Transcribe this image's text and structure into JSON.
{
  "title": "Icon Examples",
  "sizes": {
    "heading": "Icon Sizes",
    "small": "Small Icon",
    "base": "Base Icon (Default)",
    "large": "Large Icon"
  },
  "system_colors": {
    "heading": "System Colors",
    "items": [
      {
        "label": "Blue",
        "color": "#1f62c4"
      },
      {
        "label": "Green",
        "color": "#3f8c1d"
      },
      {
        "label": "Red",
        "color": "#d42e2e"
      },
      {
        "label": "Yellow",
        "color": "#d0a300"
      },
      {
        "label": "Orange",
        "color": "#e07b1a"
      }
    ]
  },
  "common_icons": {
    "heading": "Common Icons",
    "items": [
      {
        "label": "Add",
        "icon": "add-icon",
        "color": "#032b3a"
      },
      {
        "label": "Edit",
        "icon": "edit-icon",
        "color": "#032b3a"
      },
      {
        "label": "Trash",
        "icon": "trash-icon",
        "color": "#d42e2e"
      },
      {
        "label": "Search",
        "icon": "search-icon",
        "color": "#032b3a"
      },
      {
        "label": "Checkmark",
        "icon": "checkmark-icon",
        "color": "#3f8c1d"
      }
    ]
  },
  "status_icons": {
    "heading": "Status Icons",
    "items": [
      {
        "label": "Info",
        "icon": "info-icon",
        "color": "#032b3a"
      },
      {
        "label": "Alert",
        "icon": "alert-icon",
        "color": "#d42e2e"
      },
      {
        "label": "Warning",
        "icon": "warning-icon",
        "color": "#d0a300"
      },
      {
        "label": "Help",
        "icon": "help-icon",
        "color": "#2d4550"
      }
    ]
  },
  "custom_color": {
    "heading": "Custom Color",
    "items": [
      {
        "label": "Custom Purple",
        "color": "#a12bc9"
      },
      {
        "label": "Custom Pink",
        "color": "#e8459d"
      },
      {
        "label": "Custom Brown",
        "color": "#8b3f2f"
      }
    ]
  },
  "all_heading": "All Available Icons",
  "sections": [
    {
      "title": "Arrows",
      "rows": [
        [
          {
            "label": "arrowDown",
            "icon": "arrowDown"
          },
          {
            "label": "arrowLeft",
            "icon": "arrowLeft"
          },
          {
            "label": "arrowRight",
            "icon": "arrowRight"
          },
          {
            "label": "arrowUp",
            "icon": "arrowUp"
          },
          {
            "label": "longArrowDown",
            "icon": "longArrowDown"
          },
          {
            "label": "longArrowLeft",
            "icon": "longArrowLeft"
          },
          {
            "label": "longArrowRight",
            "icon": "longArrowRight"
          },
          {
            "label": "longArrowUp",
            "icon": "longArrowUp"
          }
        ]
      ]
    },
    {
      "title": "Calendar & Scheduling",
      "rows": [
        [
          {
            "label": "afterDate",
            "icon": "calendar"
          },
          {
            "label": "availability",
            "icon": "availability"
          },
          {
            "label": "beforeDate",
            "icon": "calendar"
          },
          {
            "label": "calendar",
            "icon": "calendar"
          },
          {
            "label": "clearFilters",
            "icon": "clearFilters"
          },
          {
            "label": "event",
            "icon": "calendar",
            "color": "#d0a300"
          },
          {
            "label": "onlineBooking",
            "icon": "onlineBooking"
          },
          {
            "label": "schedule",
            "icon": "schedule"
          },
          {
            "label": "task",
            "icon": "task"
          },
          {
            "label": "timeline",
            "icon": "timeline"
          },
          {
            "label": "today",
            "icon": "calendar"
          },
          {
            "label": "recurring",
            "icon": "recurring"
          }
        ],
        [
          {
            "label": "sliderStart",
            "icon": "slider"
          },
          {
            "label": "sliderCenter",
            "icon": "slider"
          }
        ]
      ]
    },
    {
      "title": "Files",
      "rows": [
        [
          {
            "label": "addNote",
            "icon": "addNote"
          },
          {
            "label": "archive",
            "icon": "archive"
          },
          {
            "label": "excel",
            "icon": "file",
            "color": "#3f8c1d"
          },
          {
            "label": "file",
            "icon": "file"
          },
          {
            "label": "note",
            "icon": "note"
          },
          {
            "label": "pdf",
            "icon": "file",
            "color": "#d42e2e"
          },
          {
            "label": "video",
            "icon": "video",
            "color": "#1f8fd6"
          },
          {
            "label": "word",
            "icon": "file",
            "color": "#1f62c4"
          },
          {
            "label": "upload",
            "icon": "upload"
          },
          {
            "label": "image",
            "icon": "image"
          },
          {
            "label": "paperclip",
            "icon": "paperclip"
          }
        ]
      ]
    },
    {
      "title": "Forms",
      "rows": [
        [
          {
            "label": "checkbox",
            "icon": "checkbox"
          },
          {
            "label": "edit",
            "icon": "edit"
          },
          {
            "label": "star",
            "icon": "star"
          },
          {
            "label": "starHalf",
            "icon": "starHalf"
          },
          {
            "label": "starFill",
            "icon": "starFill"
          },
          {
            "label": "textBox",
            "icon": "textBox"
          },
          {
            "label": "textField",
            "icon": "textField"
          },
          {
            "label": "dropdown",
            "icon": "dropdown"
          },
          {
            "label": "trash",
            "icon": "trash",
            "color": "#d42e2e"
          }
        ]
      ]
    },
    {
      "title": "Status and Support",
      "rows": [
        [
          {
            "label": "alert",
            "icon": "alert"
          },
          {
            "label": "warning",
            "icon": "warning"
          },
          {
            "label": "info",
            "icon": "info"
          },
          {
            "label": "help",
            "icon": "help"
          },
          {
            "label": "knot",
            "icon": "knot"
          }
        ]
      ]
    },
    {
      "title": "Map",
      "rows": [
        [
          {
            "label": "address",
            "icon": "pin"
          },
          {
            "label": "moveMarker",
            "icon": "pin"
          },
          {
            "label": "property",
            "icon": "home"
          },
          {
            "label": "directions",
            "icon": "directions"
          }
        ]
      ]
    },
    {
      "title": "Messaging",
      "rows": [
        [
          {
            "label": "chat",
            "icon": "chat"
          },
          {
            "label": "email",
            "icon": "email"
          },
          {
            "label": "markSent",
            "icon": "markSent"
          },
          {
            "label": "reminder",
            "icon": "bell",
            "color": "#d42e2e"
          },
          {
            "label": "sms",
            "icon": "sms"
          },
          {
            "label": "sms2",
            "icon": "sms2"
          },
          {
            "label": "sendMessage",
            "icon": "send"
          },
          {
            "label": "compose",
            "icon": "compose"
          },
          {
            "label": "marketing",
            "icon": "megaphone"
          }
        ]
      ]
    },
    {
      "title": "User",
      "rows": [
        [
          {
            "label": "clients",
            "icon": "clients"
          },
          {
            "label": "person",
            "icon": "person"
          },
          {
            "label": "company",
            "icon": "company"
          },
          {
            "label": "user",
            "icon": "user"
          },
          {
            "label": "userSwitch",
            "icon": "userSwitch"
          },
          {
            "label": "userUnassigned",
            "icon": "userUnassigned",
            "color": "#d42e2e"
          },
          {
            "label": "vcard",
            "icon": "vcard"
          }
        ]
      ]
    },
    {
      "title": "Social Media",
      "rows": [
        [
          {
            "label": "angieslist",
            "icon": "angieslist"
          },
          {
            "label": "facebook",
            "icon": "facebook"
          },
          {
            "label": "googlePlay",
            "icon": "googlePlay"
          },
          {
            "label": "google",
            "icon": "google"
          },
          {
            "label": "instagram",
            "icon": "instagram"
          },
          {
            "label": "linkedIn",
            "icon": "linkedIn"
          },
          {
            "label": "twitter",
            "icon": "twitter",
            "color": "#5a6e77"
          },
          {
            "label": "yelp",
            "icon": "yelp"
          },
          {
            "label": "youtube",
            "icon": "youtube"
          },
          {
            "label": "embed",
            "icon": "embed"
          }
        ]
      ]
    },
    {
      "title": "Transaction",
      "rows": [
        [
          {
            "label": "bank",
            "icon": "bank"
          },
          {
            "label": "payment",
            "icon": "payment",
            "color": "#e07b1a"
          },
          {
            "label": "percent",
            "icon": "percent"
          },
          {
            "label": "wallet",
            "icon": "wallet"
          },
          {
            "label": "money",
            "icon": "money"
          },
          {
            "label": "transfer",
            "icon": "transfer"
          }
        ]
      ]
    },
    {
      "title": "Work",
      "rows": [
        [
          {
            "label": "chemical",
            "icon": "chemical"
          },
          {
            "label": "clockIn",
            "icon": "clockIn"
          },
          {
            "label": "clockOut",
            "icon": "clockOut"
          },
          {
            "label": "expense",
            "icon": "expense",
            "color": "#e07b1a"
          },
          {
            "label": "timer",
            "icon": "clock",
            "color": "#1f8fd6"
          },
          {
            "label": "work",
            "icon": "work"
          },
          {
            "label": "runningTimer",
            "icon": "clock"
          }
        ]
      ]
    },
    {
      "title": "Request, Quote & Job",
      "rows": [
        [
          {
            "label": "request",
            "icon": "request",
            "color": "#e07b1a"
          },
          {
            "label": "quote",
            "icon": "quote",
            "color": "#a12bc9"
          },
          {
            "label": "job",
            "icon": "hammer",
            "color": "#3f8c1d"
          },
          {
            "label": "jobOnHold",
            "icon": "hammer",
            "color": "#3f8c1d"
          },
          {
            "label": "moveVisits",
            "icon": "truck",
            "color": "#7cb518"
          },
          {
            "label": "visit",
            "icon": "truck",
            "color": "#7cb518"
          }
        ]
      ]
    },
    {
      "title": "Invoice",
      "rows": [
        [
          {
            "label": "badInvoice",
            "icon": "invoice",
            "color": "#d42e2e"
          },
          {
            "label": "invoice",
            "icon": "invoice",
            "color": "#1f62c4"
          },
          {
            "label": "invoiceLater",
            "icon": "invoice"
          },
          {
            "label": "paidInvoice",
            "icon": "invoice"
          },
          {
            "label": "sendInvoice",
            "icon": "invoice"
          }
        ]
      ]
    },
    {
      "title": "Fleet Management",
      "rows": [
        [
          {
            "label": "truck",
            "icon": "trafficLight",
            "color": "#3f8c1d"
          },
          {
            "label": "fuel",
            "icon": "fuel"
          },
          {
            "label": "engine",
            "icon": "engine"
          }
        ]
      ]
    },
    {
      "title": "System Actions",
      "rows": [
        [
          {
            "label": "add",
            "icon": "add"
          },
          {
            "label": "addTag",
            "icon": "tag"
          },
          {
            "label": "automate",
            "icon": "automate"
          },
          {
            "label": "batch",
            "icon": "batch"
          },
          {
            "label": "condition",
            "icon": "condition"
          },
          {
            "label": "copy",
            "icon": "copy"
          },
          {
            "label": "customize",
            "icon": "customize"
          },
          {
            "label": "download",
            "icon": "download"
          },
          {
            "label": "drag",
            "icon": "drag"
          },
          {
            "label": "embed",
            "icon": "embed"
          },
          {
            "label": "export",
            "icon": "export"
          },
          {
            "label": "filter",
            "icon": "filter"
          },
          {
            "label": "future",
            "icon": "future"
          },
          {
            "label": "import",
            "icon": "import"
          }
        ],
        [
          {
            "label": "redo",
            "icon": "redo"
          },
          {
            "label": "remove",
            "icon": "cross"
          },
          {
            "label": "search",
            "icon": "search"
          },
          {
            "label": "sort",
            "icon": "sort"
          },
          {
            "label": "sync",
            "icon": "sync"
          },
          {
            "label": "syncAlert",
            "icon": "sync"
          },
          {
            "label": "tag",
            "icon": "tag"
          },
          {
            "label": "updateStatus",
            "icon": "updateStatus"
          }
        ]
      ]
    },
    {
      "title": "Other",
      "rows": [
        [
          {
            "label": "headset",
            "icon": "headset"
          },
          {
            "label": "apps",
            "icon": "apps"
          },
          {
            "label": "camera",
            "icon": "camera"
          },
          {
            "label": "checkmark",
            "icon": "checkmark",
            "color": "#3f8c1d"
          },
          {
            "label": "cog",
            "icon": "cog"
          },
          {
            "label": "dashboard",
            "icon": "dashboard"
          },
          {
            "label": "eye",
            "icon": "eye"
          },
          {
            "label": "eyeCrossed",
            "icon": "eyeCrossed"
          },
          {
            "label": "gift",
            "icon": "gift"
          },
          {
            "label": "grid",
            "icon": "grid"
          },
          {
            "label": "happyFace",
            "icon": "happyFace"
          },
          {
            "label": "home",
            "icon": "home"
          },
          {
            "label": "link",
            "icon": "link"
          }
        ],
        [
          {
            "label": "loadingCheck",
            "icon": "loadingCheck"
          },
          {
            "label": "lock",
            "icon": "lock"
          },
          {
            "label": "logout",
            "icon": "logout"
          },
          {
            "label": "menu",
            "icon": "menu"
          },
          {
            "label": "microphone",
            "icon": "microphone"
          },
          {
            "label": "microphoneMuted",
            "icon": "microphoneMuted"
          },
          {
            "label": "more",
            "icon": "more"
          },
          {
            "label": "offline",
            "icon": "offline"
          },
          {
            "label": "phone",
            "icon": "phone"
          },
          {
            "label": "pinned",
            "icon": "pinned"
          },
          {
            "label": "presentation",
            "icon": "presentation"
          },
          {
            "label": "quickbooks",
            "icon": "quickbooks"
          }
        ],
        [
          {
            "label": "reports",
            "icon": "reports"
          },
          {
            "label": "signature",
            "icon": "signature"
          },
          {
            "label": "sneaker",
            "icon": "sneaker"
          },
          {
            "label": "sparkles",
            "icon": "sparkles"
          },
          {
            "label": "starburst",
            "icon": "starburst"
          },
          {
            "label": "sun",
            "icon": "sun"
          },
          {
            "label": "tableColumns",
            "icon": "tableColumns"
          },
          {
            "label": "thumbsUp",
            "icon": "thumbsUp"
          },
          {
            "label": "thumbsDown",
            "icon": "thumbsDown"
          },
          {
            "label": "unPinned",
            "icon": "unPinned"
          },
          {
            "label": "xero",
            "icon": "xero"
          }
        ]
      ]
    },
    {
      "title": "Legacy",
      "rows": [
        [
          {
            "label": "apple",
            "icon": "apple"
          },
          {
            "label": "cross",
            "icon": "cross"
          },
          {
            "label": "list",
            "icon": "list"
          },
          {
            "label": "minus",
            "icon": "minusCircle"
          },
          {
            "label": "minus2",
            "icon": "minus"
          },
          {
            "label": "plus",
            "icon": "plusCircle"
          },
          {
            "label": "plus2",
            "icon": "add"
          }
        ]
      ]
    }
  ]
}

# [Given problem]
Of the lines above, how many contain the word "longArrowRight"? Provide the number and nothing else.

# [Exercise solution]
2